**Exercise:** Every entry below should be transcribed exactly; pictures stay out of the copy.
━━━━━ Records to process
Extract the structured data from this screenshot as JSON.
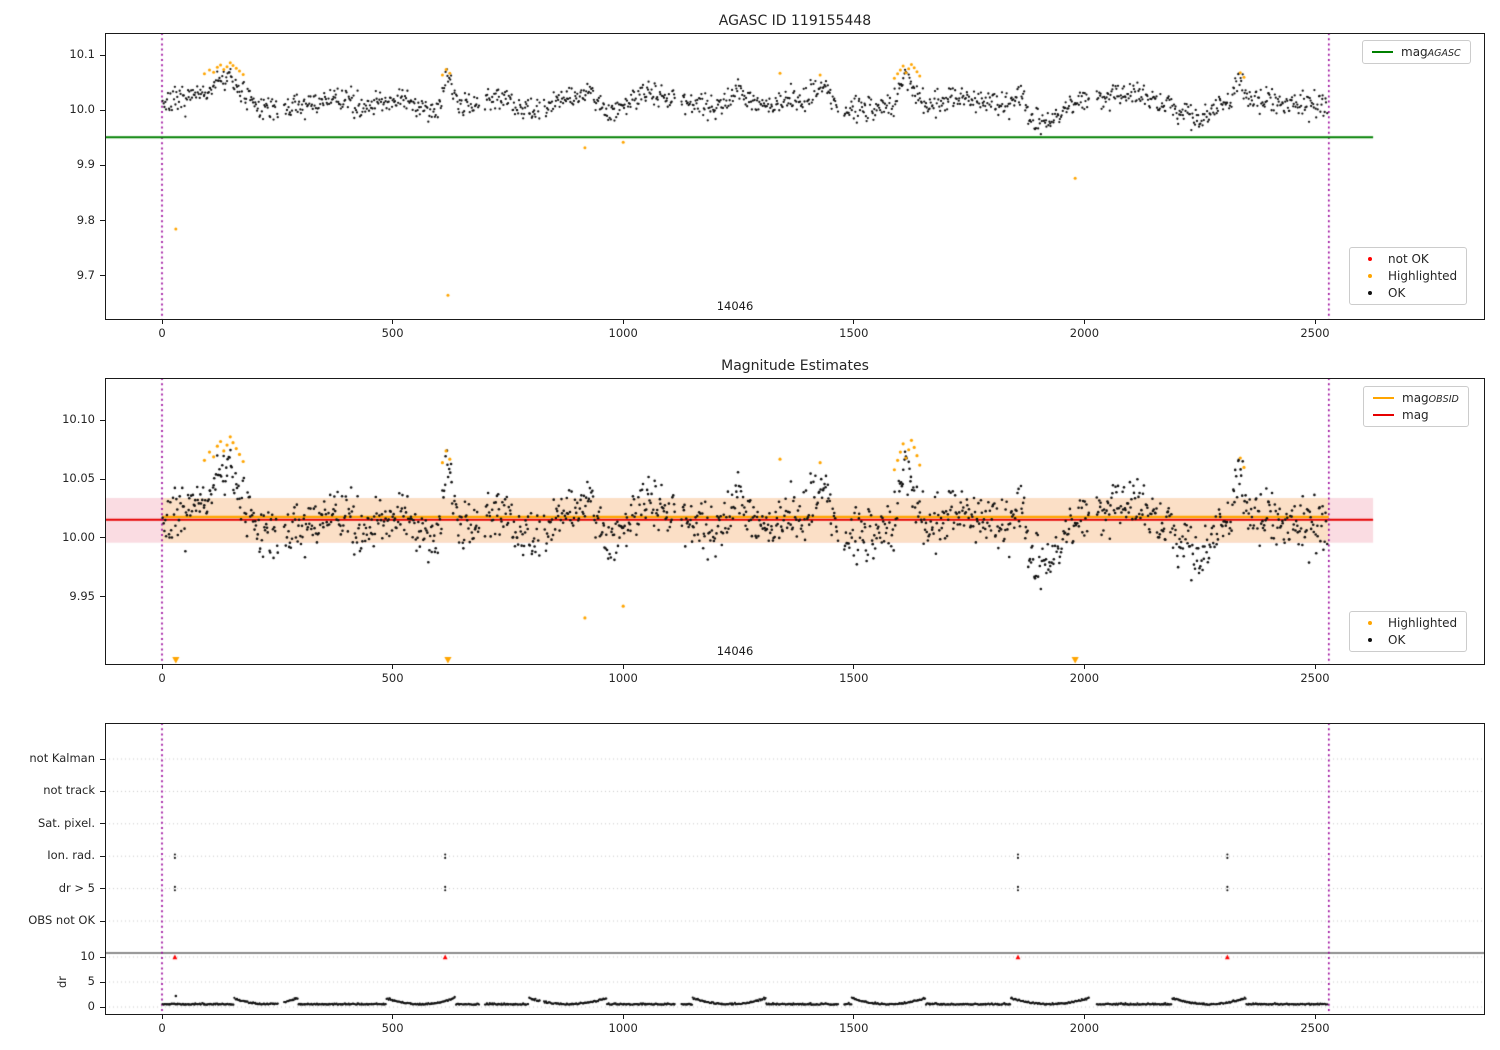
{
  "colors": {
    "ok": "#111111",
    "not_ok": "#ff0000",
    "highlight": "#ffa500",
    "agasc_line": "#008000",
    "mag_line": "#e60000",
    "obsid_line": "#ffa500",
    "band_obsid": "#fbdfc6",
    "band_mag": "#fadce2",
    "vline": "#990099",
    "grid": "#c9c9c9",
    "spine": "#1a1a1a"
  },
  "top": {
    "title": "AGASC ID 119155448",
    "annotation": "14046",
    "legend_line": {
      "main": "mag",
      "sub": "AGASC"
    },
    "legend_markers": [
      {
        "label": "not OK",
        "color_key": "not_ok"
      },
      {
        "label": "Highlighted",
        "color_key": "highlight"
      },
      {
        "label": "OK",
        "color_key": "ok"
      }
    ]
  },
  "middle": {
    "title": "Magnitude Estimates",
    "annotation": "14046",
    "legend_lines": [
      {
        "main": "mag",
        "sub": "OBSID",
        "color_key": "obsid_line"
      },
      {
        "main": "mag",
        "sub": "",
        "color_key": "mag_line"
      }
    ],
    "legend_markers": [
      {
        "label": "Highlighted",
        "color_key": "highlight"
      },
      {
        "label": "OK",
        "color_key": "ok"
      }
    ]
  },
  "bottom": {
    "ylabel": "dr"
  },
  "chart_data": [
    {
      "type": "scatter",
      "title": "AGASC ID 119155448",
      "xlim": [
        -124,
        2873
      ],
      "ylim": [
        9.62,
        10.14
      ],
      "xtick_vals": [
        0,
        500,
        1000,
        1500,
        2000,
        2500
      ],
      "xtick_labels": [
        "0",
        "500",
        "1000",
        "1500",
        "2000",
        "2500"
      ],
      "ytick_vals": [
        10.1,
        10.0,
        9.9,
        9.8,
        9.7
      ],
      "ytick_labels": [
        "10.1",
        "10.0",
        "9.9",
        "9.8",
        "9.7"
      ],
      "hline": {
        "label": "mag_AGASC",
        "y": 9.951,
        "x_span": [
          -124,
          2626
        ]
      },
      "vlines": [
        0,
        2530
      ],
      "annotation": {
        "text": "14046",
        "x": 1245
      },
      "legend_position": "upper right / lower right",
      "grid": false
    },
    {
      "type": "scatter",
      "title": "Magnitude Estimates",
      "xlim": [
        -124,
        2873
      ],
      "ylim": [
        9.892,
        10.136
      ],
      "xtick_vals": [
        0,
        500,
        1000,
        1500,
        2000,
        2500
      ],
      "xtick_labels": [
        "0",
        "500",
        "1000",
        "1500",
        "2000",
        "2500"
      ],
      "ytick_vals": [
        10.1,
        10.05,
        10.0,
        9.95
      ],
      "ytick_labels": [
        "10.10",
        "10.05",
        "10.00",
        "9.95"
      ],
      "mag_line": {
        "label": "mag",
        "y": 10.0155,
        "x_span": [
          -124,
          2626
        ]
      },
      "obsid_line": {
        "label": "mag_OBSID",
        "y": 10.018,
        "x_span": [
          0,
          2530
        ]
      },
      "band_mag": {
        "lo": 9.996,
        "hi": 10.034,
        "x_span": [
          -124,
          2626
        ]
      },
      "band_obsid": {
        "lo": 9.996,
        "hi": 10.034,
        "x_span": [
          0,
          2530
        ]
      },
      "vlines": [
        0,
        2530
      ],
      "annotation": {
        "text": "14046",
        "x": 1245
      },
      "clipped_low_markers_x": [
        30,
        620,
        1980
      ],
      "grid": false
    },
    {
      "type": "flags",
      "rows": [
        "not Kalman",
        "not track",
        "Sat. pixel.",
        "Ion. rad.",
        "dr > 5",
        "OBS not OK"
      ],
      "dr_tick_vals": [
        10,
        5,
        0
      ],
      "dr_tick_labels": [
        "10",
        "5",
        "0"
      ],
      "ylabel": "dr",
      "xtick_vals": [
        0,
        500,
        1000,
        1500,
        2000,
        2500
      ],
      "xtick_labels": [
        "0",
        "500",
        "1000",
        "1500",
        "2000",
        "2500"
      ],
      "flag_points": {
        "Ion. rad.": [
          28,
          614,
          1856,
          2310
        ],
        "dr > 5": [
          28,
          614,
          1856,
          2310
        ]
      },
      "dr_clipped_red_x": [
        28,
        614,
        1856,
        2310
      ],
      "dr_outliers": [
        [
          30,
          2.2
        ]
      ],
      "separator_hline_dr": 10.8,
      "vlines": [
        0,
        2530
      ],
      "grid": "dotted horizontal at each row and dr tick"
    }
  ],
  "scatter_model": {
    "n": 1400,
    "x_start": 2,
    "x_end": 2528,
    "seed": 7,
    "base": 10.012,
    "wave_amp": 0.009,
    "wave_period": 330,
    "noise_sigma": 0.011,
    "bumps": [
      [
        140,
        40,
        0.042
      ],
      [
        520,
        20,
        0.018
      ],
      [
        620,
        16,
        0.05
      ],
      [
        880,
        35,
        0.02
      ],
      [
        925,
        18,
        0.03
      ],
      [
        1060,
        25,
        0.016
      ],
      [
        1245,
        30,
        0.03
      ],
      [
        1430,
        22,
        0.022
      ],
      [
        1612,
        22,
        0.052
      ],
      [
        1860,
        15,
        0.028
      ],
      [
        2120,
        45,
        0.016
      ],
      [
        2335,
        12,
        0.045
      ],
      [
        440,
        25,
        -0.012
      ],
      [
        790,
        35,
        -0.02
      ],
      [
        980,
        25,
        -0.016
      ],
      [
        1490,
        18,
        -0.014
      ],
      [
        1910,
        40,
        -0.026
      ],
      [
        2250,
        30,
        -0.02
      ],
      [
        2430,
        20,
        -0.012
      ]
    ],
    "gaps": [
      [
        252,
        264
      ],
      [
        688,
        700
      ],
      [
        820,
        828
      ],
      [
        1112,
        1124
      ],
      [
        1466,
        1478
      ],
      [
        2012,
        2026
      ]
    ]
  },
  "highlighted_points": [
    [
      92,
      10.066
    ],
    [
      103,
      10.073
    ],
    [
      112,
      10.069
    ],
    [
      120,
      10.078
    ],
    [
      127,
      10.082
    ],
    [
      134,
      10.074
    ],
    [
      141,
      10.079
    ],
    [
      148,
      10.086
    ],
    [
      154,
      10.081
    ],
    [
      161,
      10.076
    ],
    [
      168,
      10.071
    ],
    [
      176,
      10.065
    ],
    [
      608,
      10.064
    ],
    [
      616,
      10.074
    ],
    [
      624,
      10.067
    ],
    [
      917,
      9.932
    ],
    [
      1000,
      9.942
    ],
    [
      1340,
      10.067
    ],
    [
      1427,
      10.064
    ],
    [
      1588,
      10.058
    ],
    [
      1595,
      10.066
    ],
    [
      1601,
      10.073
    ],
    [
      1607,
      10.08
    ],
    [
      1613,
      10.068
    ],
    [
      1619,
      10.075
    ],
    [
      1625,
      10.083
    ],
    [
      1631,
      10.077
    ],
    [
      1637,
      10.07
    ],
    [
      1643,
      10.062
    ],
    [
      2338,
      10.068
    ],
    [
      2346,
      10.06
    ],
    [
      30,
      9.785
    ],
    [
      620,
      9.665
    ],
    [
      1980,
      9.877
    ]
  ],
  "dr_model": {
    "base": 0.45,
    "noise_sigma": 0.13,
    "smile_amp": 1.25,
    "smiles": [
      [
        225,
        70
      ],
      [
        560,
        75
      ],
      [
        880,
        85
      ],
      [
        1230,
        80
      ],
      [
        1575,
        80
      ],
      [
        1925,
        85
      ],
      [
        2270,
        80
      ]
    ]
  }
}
━━━━━━━━━━
**Worked solution:**
Extract the structured data from this screenshot as JSON.
{
  "colors": {
    "ok": "#111111",
    "not_ok": "#ff0000",
    "highlight": "#ffa500",
    "agasc_line": "#008000",
    "mag_line": "#e60000",
    "obsid_line": "#ffa500",
    "band_obsid": "#fbdfc6",
    "band_mag": "#fadce2",
    "vline": "#990099",
    "grid": "#c9c9c9",
    "spine": "#1a1a1a"
  },
  "top": {
    "title": "AGASC ID 119155448",
    "annotation": "14046",
    "legend_line": {
      "main": "mag",
      "sub": "AGASC"
    },
    "legend_markers": [
      {
        "label": "not OK",
        "color_key": "not_ok"
      },
      {
        "label": "Highlighted",
        "color_key": "highlight"
      },
      {
        "label": "OK",
        "color_key": "ok"
      }
    ]
  },
  "middle": {
    "title": "Magnitude Estimates",
    "annotation": "14046",
    "legend_lines": [
      {
        "main": "mag",
        "sub": "OBSID",
        "color_key": "obsid_line"
      },
      {
        "main": "mag",
        "sub": "",
        "color_key": "mag_line"
      }
    ],
    "legend_markers": [
      {
        "label": "Highlighted",
        "color_key": "highlight"
      },
      {
        "label": "OK",
        "color_key": "ok"
      }
    ]
  },
  "bottom": {
    "ylabel": "dr"
  },
  "chart_data": [
    {
      "type": "scatter",
      "title": "AGASC ID 119155448",
      "xlim": [
        -124,
        2873
      ],
      "ylim": [
        9.62,
        10.14
      ],
      "xtick_vals": [
        0,
        500,
        1000,
        1500,
        2000,
        2500
      ],
      "xtick_labels": [
        "0",
        "500",
        "1000",
        "1500",
        "2000",
        "2500"
      ],
      "ytick_vals": [
        10.1,
        10.0,
        9.9,
        9.8,
        9.7
      ],
      "ytick_labels": [
        "10.1",
        "10.0",
        "9.9",
        "9.8",
        "9.7"
      ],
      "hline": {
        "label": "mag_AGASC",
        "y": 9.951,
        "x_span": [
          -124,
          2626
        ]
      },
      "vlines": [
        0,
        2530
      ],
      "annotation": {
        "text": "14046",
        "x": 1245
      },
      "legend_position": "upper right / lower right",
      "grid": false
    },
    {
      "type": "scatter",
      "title": "Magnitude Estimates",
      "xlim": [
        -124,
        2873
      ],
      "ylim": [
        9.892,
        10.136
      ],
      "xtick_vals": [
        0,
        500,
        1000,
        1500,
        2000,
        2500
      ],
      "xtick_labels": [
        "0",
        "500",
        "1000",
        "1500",
        "2000",
        "2500"
      ],
      "ytick_vals": [
        10.1,
        10.05,
        10.0,
        9.95
      ],
      "ytick_labels": [
        "10.10",
        "10.05",
        "10.00",
        "9.95"
      ],
      "mag_line": {
        "label": "mag",
        "y": 10.0155,
        "x_span": [
          -124,
          2626
        ]
      },
      "obsid_line": {
        "label": "mag_OBSID",
        "y": 10.018,
        "x_span": [
          0,
          2530
        ]
      },
      "band_mag": {
        "lo": 9.996,
        "hi": 10.034,
        "x_span": [
          -124,
          2626
        ]
      },
      "band_obsid": {
        "lo": 9.996,
        "hi": 10.034,
        "x_span": [
          0,
          2530
        ]
      },
      "vlines": [
        0,
        2530
      ],
      "annotation": {
        "text": "14046",
        "x": 1245
      },
      "clipped_low_markers_x": [
        30,
        620,
        1980
      ],
      "grid": false
    },
    {
      "type": "flags",
      "rows": [
        "not Kalman",
        "not track",
        "Sat. pixel.",
        "Ion. rad.",
        "dr > 5",
        "OBS not OK"
      ],
      "dr_tick_vals": [
        10,
        5,
        0
      ],
      "dr_tick_labels": [
        "10",
        "5",
        "0"
      ],
      "ylabel": "dr",
      "xtick_vals": [
        0,
        500,
        1000,
        1500,
        2000,
        2500
      ],
      "xtick_labels": [
        "0",
        "500",
        "1000",
        "1500",
        "2000",
        "2500"
      ],
      "flag_points": {
        "Ion. rad.": [
          28,
          614,
          1856,
          2310
        ],
        "dr > 5": [
          28,
          614,
          1856,
          2310
        ]
      },
      "dr_clipped_red_x": [
        28,
        614,
        1856,
        2310
      ],
      "dr_outliers": [
        [
          30,
          2.2
        ]
      ],
      "separator_hline_dr": 10.8,
      "vlines": [
        0,
        2530
      ],
      "grid": "dotted horizontal at each row and dr tick"
    }
  ],
  "scatter_model": {
    "n": 1400,
    "x_start": 2,
    "x_end": 2528,
    "seed": 7,
    "base": 10.012,
    "wave_amp": 0.009,
    "wave_period": 330,
    "noise_sigma": 0.011,
    "bumps": [
      [
        140,
        40,
        0.042
      ],
      [
        520,
        20,
        0.018
      ],
      [
        620,
        16,
        0.05
      ],
      [
        880,
        35,
        0.02
      ],
      [
        925,
        18,
        0.03
      ],
      [
        1060,
        25,
        0.016
      ],
      [
        1245,
        30,
        0.03
      ],
      [
        1430,
        22,
        0.022
      ],
      [
        1612,
        22,
        0.052
      ],
      [
        1860,
        15,
        0.028
      ],
      [
        2120,
        45,
        0.016
      ],
      [
        2335,
        12,
        0.045
      ],
      [
        440,
        25,
        -0.012
      ],
      [
        790,
        35,
        -0.02
      ],
      [
        980,
        25,
        -0.016
      ],
      [
        1490,
        18,
        -0.014
      ],
      [
        1910,
        40,
        -0.026
      ],
      [
        2250,
        30,
        -0.02
      ],
      [
        2430,
        20,
        -0.012
      ]
    ],
    "gaps": [
      [
        252,
        264
      ],
      [
        688,
        700
      ],
      [
        820,
        828
      ],
      [
        1112,
        1124
      ],
      [
        1466,
        1478
      ],
      [
        2012,
        2026
      ]
    ]
  },
  "highlighted_points": [
    [
      92,
      10.066
    ],
    [
      103,
      10.073
    ],
    [
      112,
      10.069
    ],
    [
      120,
      10.078
    ],
    [
      127,
      10.082
    ],
    [
      134,
      10.074
    ],
    [
      141,
      10.079
    ],
    [
      148,
      10.086
    ],
    [
      154,
      10.081
    ],
    [
      161,
      10.076
    ],
    [
      168,
      10.071
    ],
    [
      176,
      10.065
    ],
    [
      608,
      10.064
    ],
    [
      616,
      10.074
    ],
    [
      624,
      10.067
    ],
    [
      917,
      9.932
    ],
    [
      1000,
      9.942
    ],
    [
      1340,
      10.067
    ],
    [
      1427,
      10.064
    ],
    [
      1588,
      10.058
    ],
    [
      1595,
      10.066
    ],
    [
      1601,
      10.073
    ],
    [
      1607,
      10.08
    ],
    [
      1613,
      10.068
    ],
    [
      1619,
      10.075
    ],
    [
      1625,
      10.083
    ],
    [
      1631,
      10.077
    ],
    [
      1637,
      10.07
    ],
    [
      1643,
      10.062
    ],
    [
      2338,
      10.068
    ],
    [
      2346,
      10.06
    ],
    [
      30,
      9.785
    ],
    [
      620,
      9.665
    ],
    [
      1980,
      9.877
    ]
  ],
  "dr_model": {
    "base": 0.45,
    "noise_sigma": 0.13,
    "smile_amp": 1.25,
    "smiles": [
      [
        225,
        70
      ],
      [
        560,
        75
      ],
      [
        880,
        85
      ],
      [
        1230,
        80
      ],
      [
        1575,
        80
      ],
      [
        1925,
        85
      ],
      [
        2270,
        80
      ]
    ]
  }
}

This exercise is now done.